Task statement
Give back the full listing, character for character, with no pictures.

Data extract
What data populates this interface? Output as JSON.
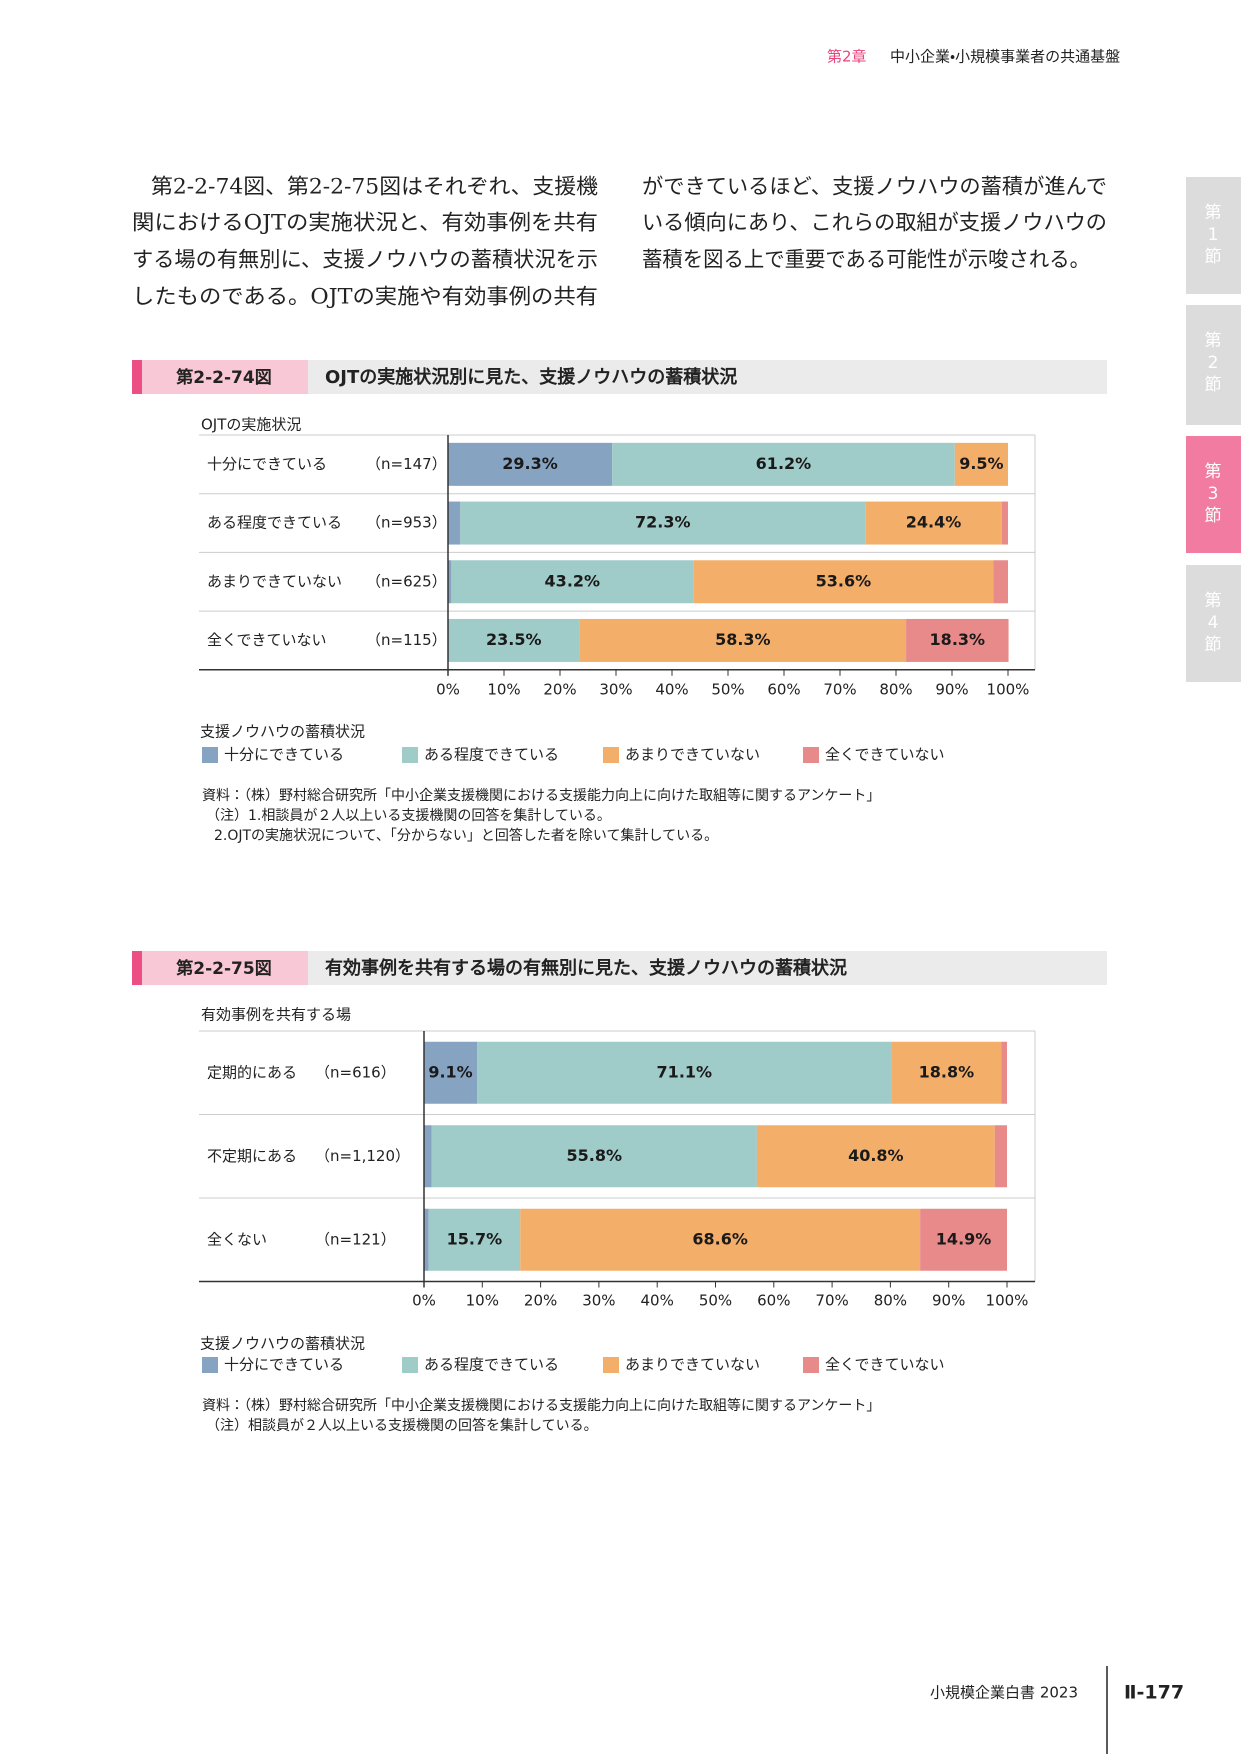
{
  "header": {
    "chapter": "第2章",
    "title": "中小企業・小規模事業者の共通基盤"
  },
  "body": {
    "left": [
      "第2-2-74図、第2-2-75図はそれぞれ、支援機",
      "関におけるOJTの実施状況と、有効事例を共有",
      "する場の有無別に、支援ノウハウの蓄積状況を示",
      "したものである。OJTの実施や有効事例の共有"
    ],
    "right": [
      "ができているほど、支援ノウハウの蓄積が進んで",
      "いる傾向にあり、これらの取組が支援ノウハウの",
      "蓄積を図る上で重要である可能性が示唆される。"
    ]
  },
  "side_tabs": [
    "第1節",
    "第2節",
    "第3節",
    "第4節"
  ],
  "chart_data": [
    {
      "type": "bar",
      "orientation": "horizontal",
      "stacked": true,
      "figure": "第2-2-74図",
      "title": "OJTの実施状況別に見た、支援ノウハウの蓄積状況",
      "category_axis_title": "OJTの実施状況",
      "categories": [
        "十分にできている",
        "ある程度できている",
        "あまりできていない",
        "全くできていない"
      ],
      "sample_sizes": [
        "（n=147）",
        "（n=953）",
        "（n=625）",
        "（n=115）"
      ],
      "series": [
        {
          "name": "十分にできている",
          "color": "#87a3c2",
          "values": [
            29.3,
            2.2,
            0.6,
            0
          ],
          "value_labels": [
            "29.3%",
            null,
            null,
            null
          ]
        },
        {
          "name": "ある程度できている",
          "color": "#9fcbc8",
          "values": [
            61.2,
            72.3,
            43.2,
            23.5
          ],
          "value_labels": [
            "61.2%",
            "72.3%",
            "43.2%",
            "23.5%"
          ]
        },
        {
          "name": "あまりできていない",
          "color": "#f3ae6a",
          "values": [
            9.5,
            24.4,
            53.6,
            58.3
          ],
          "value_labels": [
            "9.5%",
            "24.4%",
            "53.6%",
            "58.3%"
          ]
        },
        {
          "name": "全くできていない",
          "color": "#e88a8a",
          "values": [
            0,
            1.1,
            2.6,
            18.3
          ],
          "value_labels": [
            null,
            null,
            null,
            "18.3%"
          ]
        }
      ],
      "xlim": [
        0,
        100
      ],
      "xticks": [
        {
          "value": 0,
          "label": "0%"
        },
        {
          "value": 10,
          "label": "10%"
        },
        {
          "value": 20,
          "label": "20%"
        },
        {
          "value": 30,
          "label": "30%"
        },
        {
          "value": 40,
          "label": "40%"
        },
        {
          "value": 50,
          "label": "50%"
        },
        {
          "value": 60,
          "label": "60%"
        },
        {
          "value": 70,
          "label": "70%"
        },
        {
          "value": 80,
          "label": "80%"
        },
        {
          "value": 90,
          "label": "90%"
        },
        {
          "value": 100,
          "label": "100%"
        }
      ],
      "legend_title": "支援ノウハウの蓄積状況",
      "notes": [
        "資料：（株）野村総合研究所「中小企業支援機関における支援能力向上に向けた取組等に関するアンケート」",
        "（注）1.相談員が２人以上いる支援機関の回答を集計している。",
        "2.OJTの実施状況について、「分からない」と回答した者を除いて集計している。"
      ]
    },
    {
      "type": "bar",
      "orientation": "horizontal",
      "stacked": true,
      "figure": "第2-2-75図",
      "title": "有効事例を共有する場の有無別に見た、支援ノウハウの蓄積状況",
      "category_axis_title": "有効事例を共有する場",
      "categories": [
        "定期的にある",
        "不定期にある",
        "全くない"
      ],
      "sample_sizes": [
        "（n=616）",
        "（n=1,120）",
        "（n=121）"
      ],
      "series": [
        {
          "name": "十分にできている",
          "color": "#87a3c2",
          "values": [
            9.1,
            1.3,
            0.8
          ],
          "value_labels": [
            "9.1%",
            null,
            null
          ]
        },
        {
          "name": "ある程度できている",
          "color": "#9fcbc8",
          "values": [
            71.1,
            55.8,
            15.7
          ],
          "value_labels": [
            "71.1%",
            "55.8%",
            "15.7%"
          ]
        },
        {
          "name": "あまりできていない",
          "color": "#f3ae6a",
          "values": [
            18.8,
            40.8,
            68.6
          ],
          "value_labels": [
            "18.8%",
            "40.8%",
            "68.6%"
          ]
        },
        {
          "name": "全くできていない",
          "color": "#e88a8a",
          "values": [
            1.0,
            2.1,
            14.9
          ],
          "value_labels": [
            null,
            null,
            "14.9%"
          ]
        }
      ],
      "xlim": [
        0,
        100
      ],
      "xticks": [
        {
          "value": 0,
          "label": "0%"
        },
        {
          "value": 10,
          "label": "10%"
        },
        {
          "value": 20,
          "label": "20%"
        },
        {
          "value": 30,
          "label": "30%"
        },
        {
          "value": 40,
          "label": "40%"
        },
        {
          "value": 50,
          "label": "50%"
        },
        {
          "value": 60,
          "label": "60%"
        },
        {
          "value": 70,
          "label": "70%"
        },
        {
          "value": 80,
          "label": "80%"
        },
        {
          "value": 90,
          "label": "90%"
        },
        {
          "value": 100,
          "label": "100%"
        }
      ],
      "legend_title": "支援ノウハウの蓄積状況",
      "notes": [
        "資料：（株）野村総合研究所「中小企業支援機関における支援能力向上に向けた取組等に関するアンケート」",
        "（注）相談員が２人以上いる支援機関の回答を集計している。"
      ]
    }
  ],
  "footer": {
    "book": "小規模企業白書 2023",
    "page": "Ⅱ-177"
  }
}
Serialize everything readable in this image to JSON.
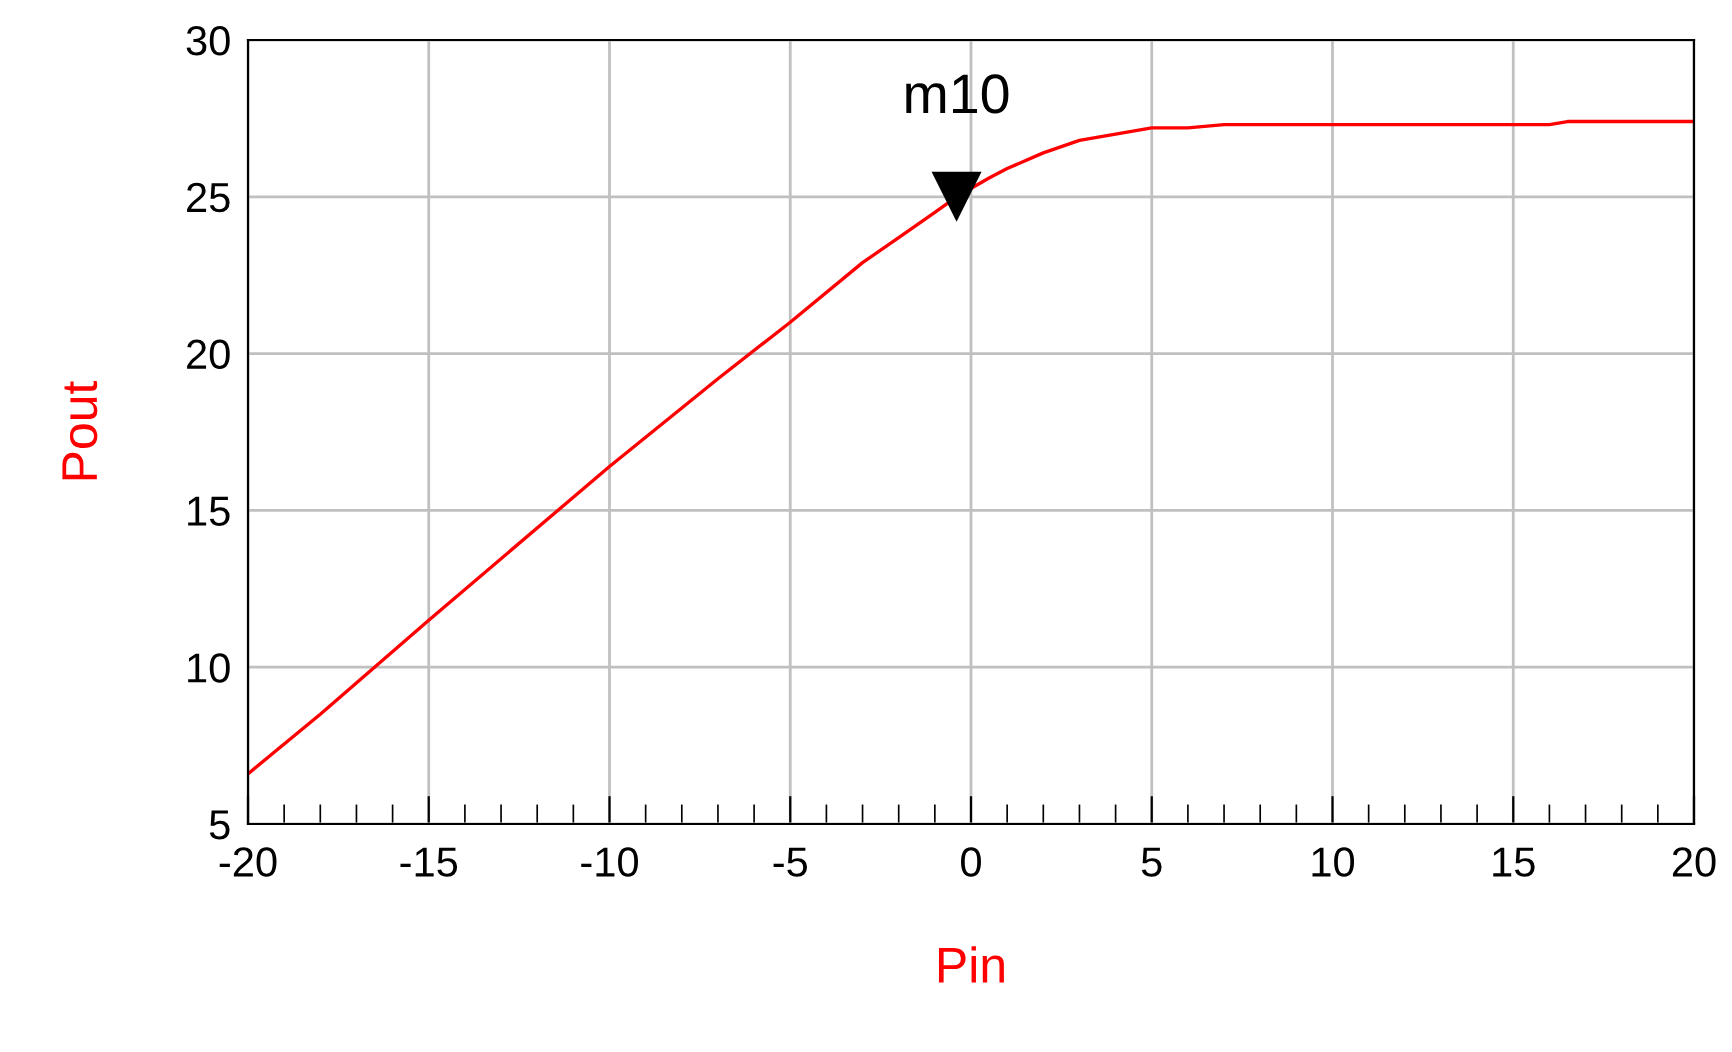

Task solution
What data populates this interface? Output as JSON.
{
  "header": {
    "chapter": "第2章",
    "title": "中小企業・小規模事業者の共通基盤"
  },
  "body": {
    "left": [
      "第2-2-74図、第2-2-75図はそれぞれ、支援機",
      "関におけるOJTの実施状況と、有効事例を共有",
      "する場の有無別に、支援ノウハウの蓄積状況を示",
      "したものである。OJTの実施や有効事例の共有"
    ],
    "right": [
      "ができているほど、支援ノウハウの蓄積が進んで",
      "いる傾向にあり、これらの取組が支援ノウハウの",
      "蓄積を図る上で重要である可能性が示唆される。"
    ]
  },
  "side_tabs": [
    "第1節",
    "第2節",
    "第3節",
    "第4節"
  ],
  "chart_data": [
    {
      "type": "bar",
      "orientation": "horizontal",
      "stacked": true,
      "figure": "第2-2-74図",
      "title": "OJTの実施状況別に見た、支援ノウハウの蓄積状況",
      "category_axis_title": "OJTの実施状況",
      "categories": [
        "十分にできている",
        "ある程度できている",
        "あまりできていない",
        "全くできていない"
      ],
      "sample_sizes": [
        "（n=147）",
        "（n=953）",
        "（n=625）",
        "（n=115）"
      ],
      "series": [
        {
          "name": "十分にできている",
          "color": "#87a3c2",
          "values": [
            29.3,
            2.2,
            0.6,
            0
          ],
          "value_labels": [
            "29.3%",
            null,
            null,
            null
          ]
        },
        {
          "name": "ある程度できている",
          "color": "#9fcbc8",
          "values": [
            61.2,
            72.3,
            43.2,
            23.5
          ],
          "value_labels": [
            "61.2%",
            "72.3%",
            "43.2%",
            "23.5%"
          ]
        },
        {
          "name": "あまりできていない",
          "color": "#f3ae6a",
          "values": [
            9.5,
            24.4,
            53.6,
            58.3
          ],
          "value_labels": [
            "9.5%",
            "24.4%",
            "53.6%",
            "58.3%"
          ]
        },
        {
          "name": "全くできていない",
          "color": "#e88a8a",
          "values": [
            0,
            1.1,
            2.6,
            18.3
          ],
          "value_labels": [
            null,
            null,
            null,
            "18.3%"
          ]
        }
      ],
      "xlim": [
        0,
        100
      ],
      "xticks": [
        {
          "value": 0,
          "label": "0%"
        },
        {
          "value": 10,
          "label": "10%"
        },
        {
          "value": 20,
          "label": "20%"
        },
        {
          "value": 30,
          "label": "30%"
        },
        {
          "value": 40,
          "label": "40%"
        },
        {
          "value": 50,
          "label": "50%"
        },
        {
          "value": 60,
          "label": "60%"
        },
        {
          "value": 70,
          "label": "70%"
        },
        {
          "value": 80,
          "label": "80%"
        },
        {
          "value": 90,
          "label": "90%"
        },
        {
          "value": 100,
          "label": "100%"
        }
      ],
      "legend_title": "支援ノウハウの蓄積状況",
      "notes": [
        "資料：（株）野村総合研究所「中小企業支援機関における支援能力向上に向けた取組等に関するアンケート」",
        "（注）1.相談員が２人以上いる支援機関の回答を集計している。",
        "2.OJTの実施状況について、「分からない」と回答した者を除いて集計している。"
      ]
    },
    {
      "type": "bar",
      "orientation": "horizontal",
      "stacked": true,
      "figure": "第2-2-75図",
      "title": "有効事例を共有する場の有無別に見た、支援ノウハウの蓄積状況",
      "category_axis_title": "有効事例を共有する場",
      "categories": [
        "定期的にある",
        "不定期にある",
        "全くない"
      ],
      "sample_sizes": [
        "（n=616）",
        "（n=1,120）",
        "（n=121）"
      ],
      "series": [
        {
          "name": "十分にできている",
          "color": "#87a3c2",
          "values": [
            9.1,
            1.3,
            0.8
          ],
          "value_labels": [
            "9.1%",
            null,
            null
          ]
        },
        {
          "name": "ある程度できている",
          "color": "#9fcbc8",
          "values": [
            71.1,
            55.8,
            15.7
          ],
          "value_labels": [
            "71.1%",
            "55.8%",
            "15.7%"
          ]
        },
        {
          "name": "あまりできていない",
          "color": "#f3ae6a",
          "values": [
            18.8,
            40.8,
            68.6
          ],
          "value_labels": [
            "18.8%",
            "40.8%",
            "68.6%"
          ]
        },
        {
          "name": "全くできていない",
          "color": "#e88a8a",
          "values": [
            1.0,
            2.1,
            14.9
          ],
          "value_labels": [
            null,
            null,
            "14.9%"
          ]
        }
      ],
      "xlim": [
        0,
        100
      ],
      "xticks": [
        {
          "value": 0,
          "label": "0%"
        },
        {
          "value": 10,
          "label": "10%"
        },
        {
          "value": 20,
          "label": "20%"
        },
        {
          "value": 30,
          "label": "30%"
        },
        {
          "value": 40,
          "label": "40%"
        },
        {
          "value": 50,
          "label": "50%"
        },
        {
          "value": 60,
          "label": "60%"
        },
        {
          "value": 70,
          "label": "70%"
        },
        {
          "value": 80,
          "label": "80%"
        },
        {
          "value": 90,
          "label": "90%"
        },
        {
          "value": 100,
          "label": "100%"
        }
      ],
      "legend_title": "支援ノウハウの蓄積状況",
      "notes": [
        "資料：（株）野村総合研究所「中小企業支援機関における支援能力向上に向けた取組等に関するアンケート」",
        "（注）相談員が２人以上いる支援機関の回答を集計している。"
      ]
    }
  ],
  "footer": {
    "book": "小規模企業白書 2023",
    "page": "Ⅱ-177"
  }
}
Serialize everything readable in this image to JSON.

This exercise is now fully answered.